PROBLEM DETAILS: Return the records that follow, matching each one exactly.

EXERCISE MATERIAL:
━━━━━━━━━━━━━━━━━━━━━━━━━━━━━━

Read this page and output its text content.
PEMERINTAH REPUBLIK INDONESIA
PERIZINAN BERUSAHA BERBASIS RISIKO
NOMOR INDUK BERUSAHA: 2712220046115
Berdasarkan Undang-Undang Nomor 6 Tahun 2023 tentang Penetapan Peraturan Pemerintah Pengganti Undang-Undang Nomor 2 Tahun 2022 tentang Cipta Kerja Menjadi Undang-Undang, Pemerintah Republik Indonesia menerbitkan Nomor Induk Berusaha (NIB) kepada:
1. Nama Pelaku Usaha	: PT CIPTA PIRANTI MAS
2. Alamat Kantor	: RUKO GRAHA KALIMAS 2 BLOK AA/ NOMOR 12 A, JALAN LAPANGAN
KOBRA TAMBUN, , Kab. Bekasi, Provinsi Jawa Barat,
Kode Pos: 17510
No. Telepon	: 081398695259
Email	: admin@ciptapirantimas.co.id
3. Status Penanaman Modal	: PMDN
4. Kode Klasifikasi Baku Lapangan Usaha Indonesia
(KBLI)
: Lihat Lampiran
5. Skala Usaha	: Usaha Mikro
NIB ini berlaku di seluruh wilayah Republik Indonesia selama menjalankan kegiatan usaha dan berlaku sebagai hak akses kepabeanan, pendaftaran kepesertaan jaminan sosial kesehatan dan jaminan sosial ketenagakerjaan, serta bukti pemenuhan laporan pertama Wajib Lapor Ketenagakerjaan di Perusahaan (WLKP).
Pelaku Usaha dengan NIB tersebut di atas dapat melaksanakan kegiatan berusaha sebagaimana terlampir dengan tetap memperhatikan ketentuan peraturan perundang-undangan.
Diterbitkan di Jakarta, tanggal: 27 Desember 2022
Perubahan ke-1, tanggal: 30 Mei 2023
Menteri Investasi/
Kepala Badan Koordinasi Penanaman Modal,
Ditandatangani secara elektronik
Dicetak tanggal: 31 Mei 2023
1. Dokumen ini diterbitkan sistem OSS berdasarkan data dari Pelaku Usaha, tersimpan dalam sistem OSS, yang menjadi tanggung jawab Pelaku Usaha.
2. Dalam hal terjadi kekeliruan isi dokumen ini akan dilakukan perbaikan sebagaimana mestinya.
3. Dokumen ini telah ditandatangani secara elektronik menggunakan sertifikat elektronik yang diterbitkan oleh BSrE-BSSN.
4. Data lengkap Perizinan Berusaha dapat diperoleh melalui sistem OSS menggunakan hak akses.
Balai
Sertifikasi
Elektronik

━━━━━━━━━━━━━━━━━━━━━━━━━━━━━━

FINAL RESULT:
Read this page and output its text content.
PEMERINTAH REPUBLIK INDONESIA
PERIZINAN BERUSAHA BERBASIS RISIKO
NOMOR INDUK BERUSAHA: 2712220046115
Berdasarkan Undang-Undang Nomor 6 Tahun 2023 tentang Penetapan Peraturan Pemerintah Pengganti Undang-Undang Nomor 2 Tahun 2022 tentang Cipta Kerja Menjadi Undang-Undang, Pemerintah Republik Indonesia menerbitkan Nomor Induk Berusaha (NIB) kepada:
1. Nama Pelaku Usaha	: PT CIPTA PIRANTI MAS
2. Alamat Kantor	: RUKO GRAHA KALIMAS 2 BLOK AA/ NOMOR 12 A, JALAN LAPANGAN
KOBRA TAMBUN, , Kab. Bekasi, Provinsi Jawa Barat,
Kode Pos: 17510
No. Telepon	: 081398695259
Email	: admin@ciptapirantimas.co.id
3. Status Penanaman Modal	: PMDN
4. Kode Klasifikasi Baku Lapangan Usaha Indonesia
(KBLI)
: Lihat Lampiran
5. Skala Usaha	: Usaha Mikro
NIB ini berlaku di seluruh wilayah Republik Indonesia selama menjalankan kegiatan usaha dan berlaku sebagai hak akses kepabeanan, pendaftaran kepesertaan jaminan sosial kesehatan dan jaminan sosial ketenagakerjaan, serta bukti pemenuhan laporan pertama Wajib Lapor Ketenagakerjaan di Perusahaan (WLKP).
Pelaku Usaha dengan NIB tersebut di atas dapat melaksanakan kegiatan berusaha sebagaimana terlampir dengan tetap memperhatikan ketentuan peraturan perundang-undangan.
Diterbitkan di Jakarta, tanggal: 27 Desember 2022
Perubahan ke-1, tanggal: 30 Mei 2023
Menteri Investasi/
Kepala Badan Koordinasi Penanaman Modal,
Ditandatangani secara elektronik
Dicetak tanggal: 31 Mei 2023
1. Dokumen ini diterbitkan sistem OSS berdasarkan data dari Pelaku Usaha, tersimpan dalam sistem OSS, yang menjadi tanggung jawab Pelaku Usaha.
2. Dalam hal terjadi kekeliruan isi dokumen ini akan dilakukan perbaikan sebagaimana mestinya.
3. Dokumen ini telah ditandatangani secara elektronik menggunakan sertifikat elektronik yang diterbitkan oleh BSrE-BSSN.
4. Data lengkap Perizinan Berusaha dapat diperoleh melalui sistem OSS menggunakan hak akses.
Balai
Sertifikasi
Elektronik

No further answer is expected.